● REQUEST: Reproduce each line exactly. Skip none.
──────── GIVEN ENTRIES ────────
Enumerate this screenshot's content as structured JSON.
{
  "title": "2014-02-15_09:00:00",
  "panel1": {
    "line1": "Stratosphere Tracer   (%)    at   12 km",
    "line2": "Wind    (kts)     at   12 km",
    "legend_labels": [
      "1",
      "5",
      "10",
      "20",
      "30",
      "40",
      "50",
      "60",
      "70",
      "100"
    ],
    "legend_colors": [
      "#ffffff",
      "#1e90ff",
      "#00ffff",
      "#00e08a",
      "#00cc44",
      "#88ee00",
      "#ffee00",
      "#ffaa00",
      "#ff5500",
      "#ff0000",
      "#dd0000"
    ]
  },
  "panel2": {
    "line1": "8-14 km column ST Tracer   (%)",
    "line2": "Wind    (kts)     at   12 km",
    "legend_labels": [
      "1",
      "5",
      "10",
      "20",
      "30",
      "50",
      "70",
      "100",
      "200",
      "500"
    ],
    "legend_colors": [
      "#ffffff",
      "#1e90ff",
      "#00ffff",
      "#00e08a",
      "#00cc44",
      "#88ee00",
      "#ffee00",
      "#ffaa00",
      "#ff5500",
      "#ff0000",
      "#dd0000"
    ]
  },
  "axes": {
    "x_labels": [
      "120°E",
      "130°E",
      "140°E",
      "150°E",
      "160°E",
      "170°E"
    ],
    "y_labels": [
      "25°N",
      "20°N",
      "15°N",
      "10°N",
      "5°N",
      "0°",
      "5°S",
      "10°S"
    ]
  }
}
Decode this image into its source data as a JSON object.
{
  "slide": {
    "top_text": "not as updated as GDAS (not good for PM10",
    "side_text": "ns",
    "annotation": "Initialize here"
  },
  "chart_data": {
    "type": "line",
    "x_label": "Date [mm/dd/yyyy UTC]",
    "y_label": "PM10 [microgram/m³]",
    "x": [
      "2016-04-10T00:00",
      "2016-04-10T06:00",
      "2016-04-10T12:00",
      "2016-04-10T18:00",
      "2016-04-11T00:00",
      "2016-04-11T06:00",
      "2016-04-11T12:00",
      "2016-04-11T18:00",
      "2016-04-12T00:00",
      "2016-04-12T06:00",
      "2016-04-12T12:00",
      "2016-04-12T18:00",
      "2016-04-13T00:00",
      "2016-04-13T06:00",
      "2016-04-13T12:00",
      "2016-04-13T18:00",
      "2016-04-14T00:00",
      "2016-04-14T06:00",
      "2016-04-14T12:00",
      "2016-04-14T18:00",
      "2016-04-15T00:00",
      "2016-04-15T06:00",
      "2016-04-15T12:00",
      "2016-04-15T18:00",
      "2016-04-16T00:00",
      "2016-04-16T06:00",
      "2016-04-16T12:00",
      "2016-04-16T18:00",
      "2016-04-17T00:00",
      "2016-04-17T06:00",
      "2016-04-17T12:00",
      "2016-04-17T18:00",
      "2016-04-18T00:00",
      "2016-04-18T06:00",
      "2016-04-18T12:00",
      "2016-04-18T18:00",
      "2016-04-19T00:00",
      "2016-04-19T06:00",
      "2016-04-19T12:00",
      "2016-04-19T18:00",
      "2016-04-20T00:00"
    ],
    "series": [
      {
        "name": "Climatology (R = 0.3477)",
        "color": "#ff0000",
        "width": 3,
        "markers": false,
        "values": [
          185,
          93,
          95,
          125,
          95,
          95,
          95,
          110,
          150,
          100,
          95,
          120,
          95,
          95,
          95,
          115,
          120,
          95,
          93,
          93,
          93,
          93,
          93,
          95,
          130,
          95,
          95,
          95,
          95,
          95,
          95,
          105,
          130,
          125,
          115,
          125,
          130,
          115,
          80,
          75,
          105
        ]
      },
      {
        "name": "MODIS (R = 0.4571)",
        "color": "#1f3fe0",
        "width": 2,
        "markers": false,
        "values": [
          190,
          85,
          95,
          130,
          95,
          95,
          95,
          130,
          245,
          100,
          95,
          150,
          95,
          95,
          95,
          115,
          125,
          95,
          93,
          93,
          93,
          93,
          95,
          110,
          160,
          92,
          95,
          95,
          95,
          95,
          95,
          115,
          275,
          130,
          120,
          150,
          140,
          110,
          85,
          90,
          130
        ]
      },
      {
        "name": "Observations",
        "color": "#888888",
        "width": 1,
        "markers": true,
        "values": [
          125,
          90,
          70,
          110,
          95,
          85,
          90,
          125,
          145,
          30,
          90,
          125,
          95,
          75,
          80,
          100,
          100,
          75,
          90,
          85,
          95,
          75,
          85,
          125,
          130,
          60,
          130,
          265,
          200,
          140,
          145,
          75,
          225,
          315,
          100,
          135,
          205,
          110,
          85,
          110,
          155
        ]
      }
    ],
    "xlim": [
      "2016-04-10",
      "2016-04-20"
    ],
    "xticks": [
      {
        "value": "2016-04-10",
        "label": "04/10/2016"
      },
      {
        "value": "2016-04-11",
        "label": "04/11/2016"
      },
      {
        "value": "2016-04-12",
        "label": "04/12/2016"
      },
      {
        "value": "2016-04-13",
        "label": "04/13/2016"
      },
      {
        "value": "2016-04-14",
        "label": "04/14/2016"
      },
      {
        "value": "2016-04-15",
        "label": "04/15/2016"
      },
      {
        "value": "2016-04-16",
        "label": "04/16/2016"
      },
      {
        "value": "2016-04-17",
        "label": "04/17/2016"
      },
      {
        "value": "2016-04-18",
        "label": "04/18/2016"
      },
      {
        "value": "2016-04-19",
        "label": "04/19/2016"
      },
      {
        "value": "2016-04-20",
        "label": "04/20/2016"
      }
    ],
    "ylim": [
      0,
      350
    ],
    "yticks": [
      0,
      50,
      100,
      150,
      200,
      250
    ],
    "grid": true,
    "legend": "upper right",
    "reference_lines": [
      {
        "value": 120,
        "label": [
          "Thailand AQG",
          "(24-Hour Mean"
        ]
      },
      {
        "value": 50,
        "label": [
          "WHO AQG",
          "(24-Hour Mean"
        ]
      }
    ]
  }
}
────────
● SOLUTION BELOW:
Enumerate this screenshot's content as structured JSON.
{
  "title": "2014-02-15_09:00:00",
  "panel1": {
    "line1": "Stratosphere Tracer   (%)    at   12 km",
    "line2": "Wind    (kts)     at   12 km",
    "legend_labels": [
      "1",
      "5",
      "10",
      "20",
      "30",
      "40",
      "50",
      "60",
      "70",
      "100"
    ],
    "legend_colors": [
      "#ffffff",
      "#1e90ff",
      "#00ffff",
      "#00e08a",
      "#00cc44",
      "#88ee00",
      "#ffee00",
      "#ffaa00",
      "#ff5500",
      "#ff0000",
      "#dd0000"
    ]
  },
  "panel2": {
    "line1": "8-14 km column ST Tracer   (%)",
    "line2": "Wind    (kts)     at   12 km",
    "legend_labels": [
      "1",
      "5",
      "10",
      "20",
      "30",
      "50",
      "70",
      "100",
      "200",
      "500"
    ],
    "legend_colors": [
      "#ffffff",
      "#1e90ff",
      "#00ffff",
      "#00e08a",
      "#00cc44",
      "#88ee00",
      "#ffee00",
      "#ffaa00",
      "#ff5500",
      "#ff0000",
      "#dd0000"
    ]
  },
  "axes": {
    "x_labels": [
      "120°E",
      "130°E",
      "140°E",
      "150°E",
      "160°E",
      "170°E"
    ],
    "y_labels": [
      "25°N",
      "20°N",
      "15°N",
      "10°N",
      "5°N",
      "0°",
      "5°S",
      "10°S"
    ]
  }
}
Decode this image into its source data as a JSON object.
{
  "slide": {
    "top_text": "not as updated as GDAS (not good for PM10",
    "side_text": "ns",
    "annotation": "Initialize here"
  },
  "chart_data": {
    "type": "line",
    "x_label": "Date [mm/dd/yyyy UTC]",
    "y_label": "PM10 [microgram/m³]",
    "x": [
      "2016-04-10T00:00",
      "2016-04-10T06:00",
      "2016-04-10T12:00",
      "2016-04-10T18:00",
      "2016-04-11T00:00",
      "2016-04-11T06:00",
      "2016-04-11T12:00",
      "2016-04-11T18:00",
      "2016-04-12T00:00",
      "2016-04-12T06:00",
      "2016-04-12T12:00",
      "2016-04-12T18:00",
      "2016-04-13T00:00",
      "2016-04-13T06:00",
      "2016-04-13T12:00",
      "2016-04-13T18:00",
      "2016-04-14T00:00",
      "2016-04-14T06:00",
      "2016-04-14T12:00",
      "2016-04-14T18:00",
      "2016-04-15T00:00",
      "2016-04-15T06:00",
      "2016-04-15T12:00",
      "2016-04-15T18:00",
      "2016-04-16T00:00",
      "2016-04-16T06:00",
      "2016-04-16T12:00",
      "2016-04-16T18:00",
      "2016-04-17T00:00",
      "2016-04-17T06:00",
      "2016-04-17T12:00",
      "2016-04-17T18:00",
      "2016-04-18T00:00",
      "2016-04-18T06:00",
      "2016-04-18T12:00",
      "2016-04-18T18:00",
      "2016-04-19T00:00",
      "2016-04-19T06:00",
      "2016-04-19T12:00",
      "2016-04-19T18:00",
      "2016-04-20T00:00"
    ],
    "series": [
      {
        "name": "Climatology (R = 0.3477)",
        "color": "#ff0000",
        "width": 3,
        "markers": false,
        "values": [
          185,
          93,
          95,
          125,
          95,
          95,
          95,
          110,
          150,
          100,
          95,
          120,
          95,
          95,
          95,
          115,
          120,
          95,
          93,
          93,
          93,
          93,
          93,
          95,
          130,
          95,
          95,
          95,
          95,
          95,
          95,
          105,
          130,
          125,
          115,
          125,
          130,
          115,
          80,
          75,
          105
        ]
      },
      {
        "name": "MODIS (R = 0.4571)",
        "color": "#1f3fe0",
        "width": 2,
        "markers": false,
        "values": [
          190,
          85,
          95,
          130,
          95,
          95,
          95,
          130,
          245,
          100,
          95,
          150,
          95,
          95,
          95,
          115,
          125,
          95,
          93,
          93,
          93,
          93,
          95,
          110,
          160,
          92,
          95,
          95,
          95,
          95,
          95,
          115,
          275,
          130,
          120,
          150,
          140,
          110,
          85,
          90,
          130
        ]
      },
      {
        "name": "Observations",
        "color": "#888888",
        "width": 1,
        "markers": true,
        "values": [
          125,
          90,
          70,
          110,
          95,
          85,
          90,
          125,
          145,
          30,
          90,
          125,
          95,
          75,
          80,
          100,
          100,
          75,
          90,
          85,
          95,
          75,
          85,
          125,
          130,
          60,
          130,
          265,
          200,
          140,
          145,
          75,
          225,
          315,
          100,
          135,
          205,
          110,
          85,
          110,
          155
        ]
      }
    ],
    "xlim": [
      "2016-04-10",
      "2016-04-20"
    ],
    "xticks": [
      {
        "value": "2016-04-10",
        "label": "04/10/2016"
      },
      {
        "value": "2016-04-11",
        "label": "04/11/2016"
      },
      {
        "value": "2016-04-12",
        "label": "04/12/2016"
      },
      {
        "value": "2016-04-13",
        "label": "04/13/2016"
      },
      {
        "value": "2016-04-14",
        "label": "04/14/2016"
      },
      {
        "value": "2016-04-15",
        "label": "04/15/2016"
      },
      {
        "value": "2016-04-16",
        "label": "04/16/2016"
      },
      {
        "value": "2016-04-17",
        "label": "04/17/2016"
      },
      {
        "value": "2016-04-18",
        "label": "04/18/2016"
      },
      {
        "value": "2016-04-19",
        "label": "04/19/2016"
      },
      {
        "value": "2016-04-20",
        "label": "04/20/2016"
      }
    ],
    "ylim": [
      0,
      350
    ],
    "yticks": [
      0,
      50,
      100,
      150,
      200,
      250
    ],
    "grid": true,
    "legend": "upper right",
    "reference_lines": [
      {
        "value": 120,
        "label": [
          "Thailand AQG",
          "(24-Hour Mean"
        ]
      },
      {
        "value": 50,
        "label": [
          "WHO AQG",
          "(24-Hour Mean"
        ]
      }
    ]
  }
}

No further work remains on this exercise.